EXERCISE GOAL
Could you transcribe every record below exactly as written, leaving out any pictures?
※ ※ ※
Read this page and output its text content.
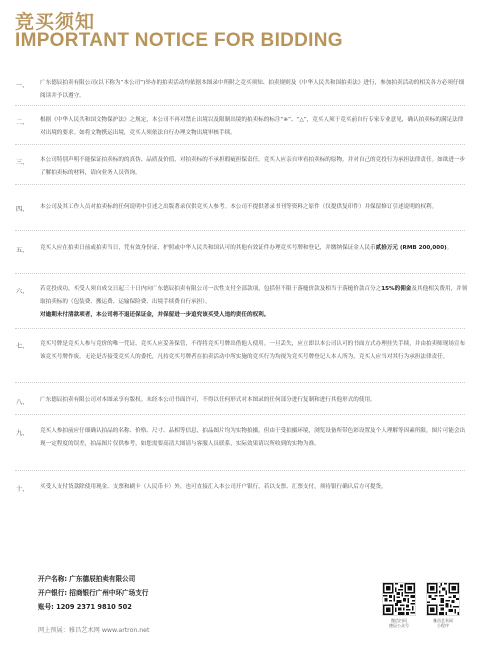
竞买须知
IMPORTANT NOTICE FOR BIDDING
一、 广东德辰拍卖有限公司(以下称为“本公司”)举办的拍卖活动均依据本图录中所附之竞买须知、拍卖规则及《中华人民共和国拍卖法》进行，参加拍卖活动的相关各方必须仔细阅读并予以遵守。
二、 根据《中华人民共和国文物保护法》之规定，本公司不再对禁止出境以及限制出境的拍卖标的标注“※”、“△”，竞买人须于竞买前自行专家专业意见，确认拍卖标的满足法律对出境的要求。如将文物携运出境，竞买人须依法自行办理文物出境审核手续。
三、 本公司特别声明不能保证拍卖标的的真伪、品质及价值，对拍卖标的不承担瑕疵担保责任。竞买人应亲自审看拍卖标的原物，并对自己的竞投行为承担法律责任。如欲进一步了解拍卖标的材料，请向业务人员咨询。
四、 本公司及其工作人员对拍卖标的任何说明中引述之出版著录仅供竞买人参考。本公司不提供著录书刊等资料之原件（仅提供复印件）并保留修订引述说明的权利。
五、 竞买人应在拍卖日前或拍卖当日，凭有效身份证、护照或中华人民共和国认可的其他有效证件办理竞买号牌和登记，并缴纳保证金人民币贰拾万元 (RMB 200,000)。
六、 若竞投成功，买受人须自成交日起三十日内向广东德辰拍卖有限公司一次性支付全部款项，包括但不限于落槌价款及相当于落槌价款百分之15%的佣金及其他相关费用，并领取拍卖标的（包装费、搬运费、运输保险费、出境手续费自行承担）。
对逾期未付清款项者，本公司将不退还保证金，并保留进一步追究该买受人违约责任的权利。
七、 竞买号牌是竞买人参与竞价的唯一凭证，竞买人应妥善保管，不得将竞买号牌出借他人使用。一旦丢失，应立即以本公司认可的书面方式办理挂失手续，并由拍卖师现场宣布该竞买号牌作废。无论是否接受竞买人的委托，凡持竞买号牌者在拍卖活动中所实施的竞买行为均视为竞买号牌登记人本人所为，竞买人应当对其行为承担法律责任。
八、 广东德辰拍卖有限公司对本图录享有版权。未经本公司书面许可，不得以任何形式对本图录的任何部分进行复制和进行其他形式的使用。
九、 竞买人参拍前应仔细确认拍品的名称、价格、尺寸、品相等信息，拍品图片均为实物拍摄，但由于受拍摄环境，浏览设备所带色彩设置及个人理解等因素所限，图片可能会出现一定程度的误差，拍品图片仅供参考，如您需要高清大图请与客服人员联系，实际效果请以所收到的实物为准。
十、 买受人支付货款除使用现金、支票和刷卡（人民币卡）外，也可直接汇入本公司开户银行。若以支票、汇票支付，须待银行确认后方可提货。
开户名称: 广东德辰拍卖有限公司
开户银行: 招商银行广州中环广场支行
账号: 1209 2371 9810 502
网上预展：雅昌艺术网 www.artron.net
微信扫码
德辰公众号
雅昌艺术网
小程序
※ ※ ※
SOLUTION TO THE PROBLEM
Read this page and output its text content.
竞买须知
IMPORTANT NOTICE FOR BIDDING
一、 广东德辰拍卖有限公司(以下称为“本公司”)举办的拍卖活动均依据本图录中所附之竞买须知、拍卖规则及《中华人民共和国拍卖法》进行，参加拍卖活动的相关各方必须仔细阅读并予以遵守。
二、 根据《中华人民共和国文物保护法》之规定，本公司不再对禁止出境以及限制出境的拍卖标的标注“※”、“△”，竞买人须于竞买前自行专家专业意见，确认拍卖标的满足法律对出境的要求。如将文物携运出境，竞买人须依法自行办理文物出境审核手续。
三、 本公司特别声明不能保证拍卖标的的真伪、品质及价值，对拍卖标的不承担瑕疵担保责任。竞买人应亲自审看拍卖标的原物，并对自己的竞投行为承担法律责任。如欲进一步了解拍卖标的材料，请向业务人员咨询。
四、 本公司及其工作人员对拍卖标的任何说明中引述之出版著录仅供竞买人参考。本公司不提供著录书刊等资料之原件（仅提供复印件）并保留修订引述说明的权利。
五、 竞买人应在拍卖日前或拍卖当日，凭有效身份证、护照或中华人民共和国认可的其他有效证件办理竞买号牌和登记，并缴纳保证金人民币贰拾万元 (RMB 200,000)。
六、 若竞投成功，买受人须自成交日起三十日内向广东德辰拍卖有限公司一次性支付全部款项，包括但不限于落槌价款及相当于落槌价款百分之15%的佣金及其他相关费用，并领取拍卖标的（包装费、搬运费、运输保险费、出境手续费自行承担）。
对逾期未付清款项者，本公司将不退还保证金，并保留进一步追究该买受人违约责任的权利。
七、 竞买号牌是竞买人参与竞价的唯一凭证，竞买人应妥善保管，不得将竞买号牌出借他人使用。一旦丢失，应立即以本公司认可的书面方式办理挂失手续，并由拍卖师现场宣布该竞买号牌作废。无论是否接受竞买人的委托，凡持竞买号牌者在拍卖活动中所实施的竞买行为均视为竞买号牌登记人本人所为，竞买人应当对其行为承担法律责任。
八、 广东德辰拍卖有限公司对本图录享有版权。未经本公司书面许可，不得以任何形式对本图录的任何部分进行复制和进行其他形式的使用。
九、 竞买人参拍前应仔细确认拍品的名称、价格、尺寸、品相等信息，拍品图片均为实物拍摄，但由于受拍摄环境，浏览设备所带色彩设置及个人理解等因素所限，图片可能会出现一定程度的误差，拍品图片仅供参考，如您需要高清大图请与客服人员联系，实际效果请以所收到的实物为准。
十、 买受人支付货款除使用现金、支票和刷卡（人民币卡）外，也可直接汇入本公司开户银行。若以支票、汇票支付，须待银行确认后方可提货。
开户名称: 广东德辰拍卖有限公司
开户银行: 招商银行广州中环广场支行
账号: 1209 2371 9810 502
网上预展：雅昌艺术网 www.artron.net
微信扫码
德辰公众号
雅昌艺术网
小程序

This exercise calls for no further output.